* _Entries taken from a collection_:
————————
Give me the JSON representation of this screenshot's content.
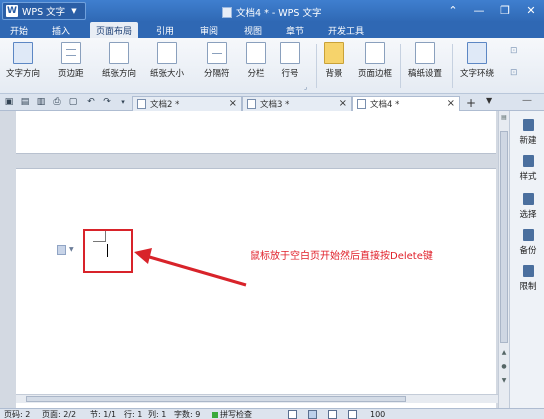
{
  "app": {
    "name": "WPS 文字",
    "title": "文档4 * - WPS 文字"
  },
  "window_controls": {
    "ribbon_toggle": "⌃",
    "minimize": "—",
    "restore": "❐",
    "close": "✕"
  },
  "menu": [
    "开始",
    "插入",
    "页面布局",
    "引用",
    "审阅",
    "视图",
    "章节",
    "开发工具"
  ],
  "ribbon": {
    "text_direction": "文字方向",
    "margins": "页边距",
    "orientation": "纸张方向",
    "size": "纸张大小",
    "separators": "分隔符",
    "columns": "分栏",
    "line_numbers": "行号",
    "background": "背景",
    "page_border": "页面边框",
    "draft_paper": "稿纸设置",
    "wrap_text": "文字环绕"
  },
  "tabs": [
    {
      "label": "文档2 *",
      "active": false
    },
    {
      "label": "文档3 *",
      "active": false
    },
    {
      "label": "文档4 *",
      "active": true
    }
  ],
  "tab_controls": {
    "add": "+",
    "list": "▼"
  },
  "side_panel": [
    "新建",
    "样式",
    "选择",
    "备份",
    "限制"
  ],
  "annotation": "鼠标放于空白页开始然后直接按Delete键",
  "status": {
    "page": "页码: 2",
    "pages": "页面: 2/2",
    "section": "节: 1/1",
    "row": "行: 1",
    "col": "列: 1",
    "words": "字数: 9",
    "spell": "拼写检查",
    "zoom": "100"
  },
  "colors": {
    "title_bar": "#2f68b4",
    "annotation_red": "#d8232a",
    "ribbon_bg": "#f1f4f9"
  }
}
————————
* _THE TASK_: Transcribe all the records above word for word, without their images.

* _ANSWER_:
Give me the JSON representation of this screenshot's content.
{
  "app": {
    "name": "WPS 文字",
    "title": "文档4 * - WPS 文字"
  },
  "window_controls": {
    "ribbon_toggle": "⌃",
    "minimize": "—",
    "restore": "❐",
    "close": "✕"
  },
  "menu": [
    "开始",
    "插入",
    "页面布局",
    "引用",
    "审阅",
    "视图",
    "章节",
    "开发工具"
  ],
  "ribbon": {
    "text_direction": "文字方向",
    "margins": "页边距",
    "orientation": "纸张方向",
    "size": "纸张大小",
    "separators": "分隔符",
    "columns": "分栏",
    "line_numbers": "行号",
    "background": "背景",
    "page_border": "页面边框",
    "draft_paper": "稿纸设置",
    "wrap_text": "文字环绕"
  },
  "tabs": [
    {
      "label": "文档2 *",
      "active": false
    },
    {
      "label": "文档3 *",
      "active": false
    },
    {
      "label": "文档4 *",
      "active": true
    }
  ],
  "tab_controls": {
    "add": "+",
    "list": "▼"
  },
  "side_panel": [
    "新建",
    "样式",
    "选择",
    "备份",
    "限制"
  ],
  "annotation": "鼠标放于空白页开始然后直接按Delete键",
  "status": {
    "page": "页码: 2",
    "pages": "页面: 2/2",
    "section": "节: 1/1",
    "row": "行: 1",
    "col": "列: 1",
    "words": "字数: 9",
    "spell": "拼写检查",
    "zoom": "100"
  },
  "colors": {
    "title_bar": "#2f68b4",
    "annotation_red": "#d8232a",
    "ribbon_bg": "#f1f4f9"
  }
}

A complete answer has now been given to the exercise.